Short problem: Listed below are entries; give the number of lines among them that include "Nucleus", and only that number.

Records to process:
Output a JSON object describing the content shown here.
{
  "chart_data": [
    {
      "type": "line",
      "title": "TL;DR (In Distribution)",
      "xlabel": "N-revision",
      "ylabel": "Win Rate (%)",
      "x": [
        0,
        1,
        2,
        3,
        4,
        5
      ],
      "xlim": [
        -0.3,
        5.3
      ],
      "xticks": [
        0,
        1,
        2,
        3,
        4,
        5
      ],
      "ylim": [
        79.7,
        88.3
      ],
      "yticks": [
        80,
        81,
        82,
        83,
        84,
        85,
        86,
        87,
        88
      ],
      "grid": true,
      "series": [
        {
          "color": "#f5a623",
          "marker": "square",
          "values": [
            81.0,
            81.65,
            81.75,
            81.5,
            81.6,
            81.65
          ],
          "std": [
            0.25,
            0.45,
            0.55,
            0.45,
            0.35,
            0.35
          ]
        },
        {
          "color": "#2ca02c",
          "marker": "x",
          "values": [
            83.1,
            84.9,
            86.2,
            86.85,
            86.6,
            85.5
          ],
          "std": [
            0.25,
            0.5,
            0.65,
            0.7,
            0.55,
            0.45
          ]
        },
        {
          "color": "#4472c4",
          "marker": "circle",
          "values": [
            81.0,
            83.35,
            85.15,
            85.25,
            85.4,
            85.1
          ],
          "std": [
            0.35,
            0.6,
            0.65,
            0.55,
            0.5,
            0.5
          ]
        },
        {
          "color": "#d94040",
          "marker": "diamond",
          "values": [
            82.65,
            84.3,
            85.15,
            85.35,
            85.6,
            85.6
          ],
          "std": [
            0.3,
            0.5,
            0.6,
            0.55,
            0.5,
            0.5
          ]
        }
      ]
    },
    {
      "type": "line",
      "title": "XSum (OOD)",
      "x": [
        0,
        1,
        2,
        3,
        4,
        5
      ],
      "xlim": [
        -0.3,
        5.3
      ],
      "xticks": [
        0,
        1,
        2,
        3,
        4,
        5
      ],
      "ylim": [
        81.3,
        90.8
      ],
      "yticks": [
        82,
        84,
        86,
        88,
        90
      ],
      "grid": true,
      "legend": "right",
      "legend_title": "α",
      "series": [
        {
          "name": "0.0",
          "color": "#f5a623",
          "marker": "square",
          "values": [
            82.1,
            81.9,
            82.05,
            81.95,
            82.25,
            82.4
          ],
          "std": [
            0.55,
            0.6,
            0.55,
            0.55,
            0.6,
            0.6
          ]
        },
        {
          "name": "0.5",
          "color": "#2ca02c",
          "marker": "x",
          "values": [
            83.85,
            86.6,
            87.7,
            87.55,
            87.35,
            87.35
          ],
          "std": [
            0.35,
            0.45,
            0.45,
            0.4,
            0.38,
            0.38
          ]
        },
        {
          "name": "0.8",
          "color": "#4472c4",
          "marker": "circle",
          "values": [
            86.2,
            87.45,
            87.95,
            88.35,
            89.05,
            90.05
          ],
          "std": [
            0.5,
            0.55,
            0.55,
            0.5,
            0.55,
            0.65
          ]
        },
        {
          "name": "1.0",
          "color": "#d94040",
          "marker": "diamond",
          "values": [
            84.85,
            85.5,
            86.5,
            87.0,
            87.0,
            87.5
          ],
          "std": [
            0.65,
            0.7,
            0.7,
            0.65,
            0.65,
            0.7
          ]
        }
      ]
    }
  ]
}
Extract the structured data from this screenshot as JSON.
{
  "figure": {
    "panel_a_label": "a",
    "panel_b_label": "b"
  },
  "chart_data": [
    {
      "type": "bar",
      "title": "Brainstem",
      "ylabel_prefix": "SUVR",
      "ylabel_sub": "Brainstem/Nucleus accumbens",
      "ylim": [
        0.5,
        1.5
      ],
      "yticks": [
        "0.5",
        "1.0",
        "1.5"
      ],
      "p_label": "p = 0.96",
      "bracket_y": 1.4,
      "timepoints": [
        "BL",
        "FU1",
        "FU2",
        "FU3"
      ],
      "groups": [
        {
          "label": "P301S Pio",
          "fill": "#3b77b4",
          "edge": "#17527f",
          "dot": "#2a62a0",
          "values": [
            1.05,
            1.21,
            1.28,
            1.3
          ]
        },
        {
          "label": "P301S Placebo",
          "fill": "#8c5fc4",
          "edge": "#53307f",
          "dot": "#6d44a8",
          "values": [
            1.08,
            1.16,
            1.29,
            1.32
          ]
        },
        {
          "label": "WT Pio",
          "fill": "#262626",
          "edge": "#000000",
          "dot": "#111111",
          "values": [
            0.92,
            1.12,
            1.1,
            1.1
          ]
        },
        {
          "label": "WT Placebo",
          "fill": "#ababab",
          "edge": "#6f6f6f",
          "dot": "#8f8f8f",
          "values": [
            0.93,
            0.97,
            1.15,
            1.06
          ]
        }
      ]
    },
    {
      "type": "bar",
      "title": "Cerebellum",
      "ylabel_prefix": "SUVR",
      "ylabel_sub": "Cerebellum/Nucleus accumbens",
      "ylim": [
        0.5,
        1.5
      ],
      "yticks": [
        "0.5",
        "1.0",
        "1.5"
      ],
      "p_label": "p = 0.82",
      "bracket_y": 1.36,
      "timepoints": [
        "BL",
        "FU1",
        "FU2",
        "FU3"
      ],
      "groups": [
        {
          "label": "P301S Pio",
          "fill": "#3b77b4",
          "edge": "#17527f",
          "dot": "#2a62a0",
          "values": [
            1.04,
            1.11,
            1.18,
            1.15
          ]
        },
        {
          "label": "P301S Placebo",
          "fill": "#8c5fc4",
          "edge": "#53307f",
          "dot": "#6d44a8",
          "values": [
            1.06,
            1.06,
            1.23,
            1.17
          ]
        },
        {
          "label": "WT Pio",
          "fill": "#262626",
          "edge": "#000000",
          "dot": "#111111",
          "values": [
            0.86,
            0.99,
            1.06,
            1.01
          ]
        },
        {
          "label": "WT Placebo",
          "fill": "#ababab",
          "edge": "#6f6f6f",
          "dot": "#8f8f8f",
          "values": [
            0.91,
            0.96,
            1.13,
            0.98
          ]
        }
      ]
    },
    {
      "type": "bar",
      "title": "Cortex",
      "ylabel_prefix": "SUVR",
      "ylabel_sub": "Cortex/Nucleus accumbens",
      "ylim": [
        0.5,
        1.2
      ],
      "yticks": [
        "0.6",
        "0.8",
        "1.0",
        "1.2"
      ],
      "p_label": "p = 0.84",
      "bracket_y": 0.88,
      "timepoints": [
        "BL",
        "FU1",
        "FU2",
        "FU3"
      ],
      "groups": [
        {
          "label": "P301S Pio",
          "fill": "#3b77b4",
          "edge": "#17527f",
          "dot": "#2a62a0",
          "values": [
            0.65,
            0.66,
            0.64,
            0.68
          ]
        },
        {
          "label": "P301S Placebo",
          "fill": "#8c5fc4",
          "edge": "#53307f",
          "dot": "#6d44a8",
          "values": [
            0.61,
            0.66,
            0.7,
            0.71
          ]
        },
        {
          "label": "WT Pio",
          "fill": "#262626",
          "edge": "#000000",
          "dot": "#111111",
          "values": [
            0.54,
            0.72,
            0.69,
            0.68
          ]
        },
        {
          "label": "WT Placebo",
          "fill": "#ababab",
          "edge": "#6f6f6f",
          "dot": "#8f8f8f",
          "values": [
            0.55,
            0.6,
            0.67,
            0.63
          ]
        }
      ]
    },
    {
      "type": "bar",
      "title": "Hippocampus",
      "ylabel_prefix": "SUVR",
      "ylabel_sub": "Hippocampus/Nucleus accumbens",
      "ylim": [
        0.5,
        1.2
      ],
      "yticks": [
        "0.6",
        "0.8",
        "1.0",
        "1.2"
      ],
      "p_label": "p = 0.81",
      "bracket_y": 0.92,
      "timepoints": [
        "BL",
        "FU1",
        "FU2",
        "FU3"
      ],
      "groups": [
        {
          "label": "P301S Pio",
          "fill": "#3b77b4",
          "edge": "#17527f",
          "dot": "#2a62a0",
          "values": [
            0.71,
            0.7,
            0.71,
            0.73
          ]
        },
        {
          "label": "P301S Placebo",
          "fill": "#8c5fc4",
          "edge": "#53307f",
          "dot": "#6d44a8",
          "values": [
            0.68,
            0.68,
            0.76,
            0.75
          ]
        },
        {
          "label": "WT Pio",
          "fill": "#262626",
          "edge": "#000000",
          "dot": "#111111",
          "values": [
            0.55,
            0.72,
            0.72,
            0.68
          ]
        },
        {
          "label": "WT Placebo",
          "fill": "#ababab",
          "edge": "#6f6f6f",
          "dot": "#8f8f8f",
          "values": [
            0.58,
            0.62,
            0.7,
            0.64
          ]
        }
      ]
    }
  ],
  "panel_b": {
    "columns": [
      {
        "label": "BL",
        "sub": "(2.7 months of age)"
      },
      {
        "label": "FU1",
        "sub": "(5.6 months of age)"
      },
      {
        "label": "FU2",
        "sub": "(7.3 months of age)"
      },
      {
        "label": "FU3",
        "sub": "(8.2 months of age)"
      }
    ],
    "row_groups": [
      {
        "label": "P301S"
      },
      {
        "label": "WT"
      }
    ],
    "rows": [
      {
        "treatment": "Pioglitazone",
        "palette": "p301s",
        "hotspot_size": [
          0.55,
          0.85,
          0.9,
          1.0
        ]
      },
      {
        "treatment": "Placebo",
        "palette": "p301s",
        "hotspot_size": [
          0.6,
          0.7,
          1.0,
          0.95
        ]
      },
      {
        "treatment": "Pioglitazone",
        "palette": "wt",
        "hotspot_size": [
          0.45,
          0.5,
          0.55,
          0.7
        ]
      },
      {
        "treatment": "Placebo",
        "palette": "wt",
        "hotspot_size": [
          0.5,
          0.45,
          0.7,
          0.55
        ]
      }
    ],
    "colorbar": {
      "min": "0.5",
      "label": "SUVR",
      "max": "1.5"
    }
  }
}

Result below: 4